WHAT THE EXERCISE ASKS: Make an exact copy of all the material below, apart from the pictures.

start SUPPLIED RECORDS

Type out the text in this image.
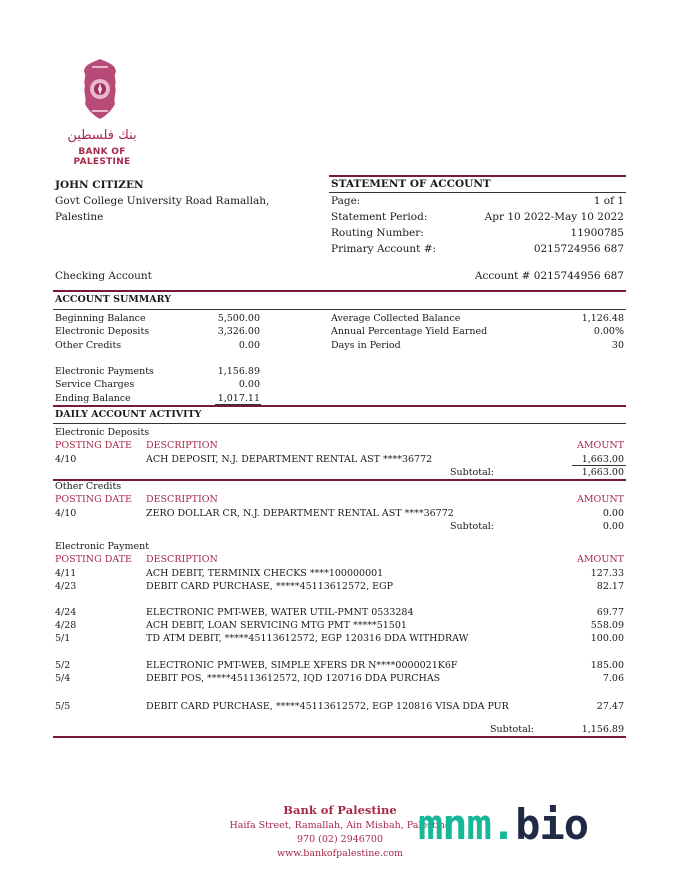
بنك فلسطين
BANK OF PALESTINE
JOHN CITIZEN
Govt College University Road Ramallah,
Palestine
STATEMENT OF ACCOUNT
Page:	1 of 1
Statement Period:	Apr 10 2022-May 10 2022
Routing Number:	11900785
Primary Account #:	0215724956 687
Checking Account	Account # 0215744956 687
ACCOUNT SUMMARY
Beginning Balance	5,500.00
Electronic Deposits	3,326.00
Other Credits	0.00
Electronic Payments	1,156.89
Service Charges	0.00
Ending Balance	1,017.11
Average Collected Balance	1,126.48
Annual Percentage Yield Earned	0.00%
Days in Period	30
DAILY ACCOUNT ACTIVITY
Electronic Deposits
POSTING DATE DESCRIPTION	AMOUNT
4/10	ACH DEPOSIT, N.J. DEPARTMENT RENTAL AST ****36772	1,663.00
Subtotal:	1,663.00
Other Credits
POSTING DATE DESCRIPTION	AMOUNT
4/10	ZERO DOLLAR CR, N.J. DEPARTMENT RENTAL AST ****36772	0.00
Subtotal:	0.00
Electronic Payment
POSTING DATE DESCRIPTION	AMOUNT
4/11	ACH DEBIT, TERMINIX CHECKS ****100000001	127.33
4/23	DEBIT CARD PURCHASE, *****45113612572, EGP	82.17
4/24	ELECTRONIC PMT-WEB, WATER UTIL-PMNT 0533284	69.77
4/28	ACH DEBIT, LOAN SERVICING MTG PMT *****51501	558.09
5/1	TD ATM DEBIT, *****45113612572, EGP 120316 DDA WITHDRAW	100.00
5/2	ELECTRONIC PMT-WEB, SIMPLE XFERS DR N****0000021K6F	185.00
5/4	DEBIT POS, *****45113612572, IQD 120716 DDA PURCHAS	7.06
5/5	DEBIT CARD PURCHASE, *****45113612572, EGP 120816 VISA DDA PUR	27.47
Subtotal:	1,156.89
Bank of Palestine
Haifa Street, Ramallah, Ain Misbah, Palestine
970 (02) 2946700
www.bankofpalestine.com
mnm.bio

end SUPPLIED RECORDS

ANSWER FOR THIS EXERCISE:
Type out the text in this image.
بنك فلسطين
BANK OF PALESTINE
JOHN CITIZEN
Govt College University Road Ramallah,
Palestine
STATEMENT OF ACCOUNT
Page:	1 of 1
Statement Period:	Apr 10 2022-May 10 2022
Routing Number:	11900785
Primary Account #:	0215724956 687
Checking Account	Account # 0215744956 687
ACCOUNT SUMMARY
Beginning Balance	5,500.00
Electronic Deposits	3,326.00
Other Credits	0.00
Electronic Payments	1,156.89
Service Charges	0.00
Ending Balance	1,017.11
Average Collected Balance	1,126.48
Annual Percentage Yield Earned	0.00%
Days in Period	30
DAILY ACCOUNT ACTIVITY
Electronic Deposits
POSTING DATE DESCRIPTION	AMOUNT
4/10	ACH DEPOSIT, N.J. DEPARTMENT RENTAL AST ****36772	1,663.00
Subtotal:	1,663.00
Other Credits
POSTING DATE DESCRIPTION	AMOUNT
4/10	ZERO DOLLAR CR, N.J. DEPARTMENT RENTAL AST ****36772	0.00
Subtotal:	0.00
Electronic Payment
POSTING DATE DESCRIPTION	AMOUNT
4/11	ACH DEBIT, TERMINIX CHECKS ****100000001	127.33
4/23	DEBIT CARD PURCHASE, *****45113612572, EGP	82.17
4/24	ELECTRONIC PMT-WEB, WATER UTIL-PMNT 0533284	69.77
4/28	ACH DEBIT, LOAN SERVICING MTG PMT *****51501	558.09
5/1	TD ATM DEBIT, *****45113612572, EGP 120316 DDA WITHDRAW	100.00
5/2	ELECTRONIC PMT-WEB, SIMPLE XFERS DR N****0000021K6F	185.00
5/4	DEBIT POS, *****45113612572, IQD 120716 DDA PURCHAS	7.06
5/5	DEBIT CARD PURCHASE, *****45113612572, EGP 120816 VISA DDA PUR	27.47
Subtotal:	1,156.89
Bank of Palestine
Haifa Street, Ramallah, Ain Misbah, Palestine
970 (02) 2946700
www.bankofpalestine.com
mnm.bio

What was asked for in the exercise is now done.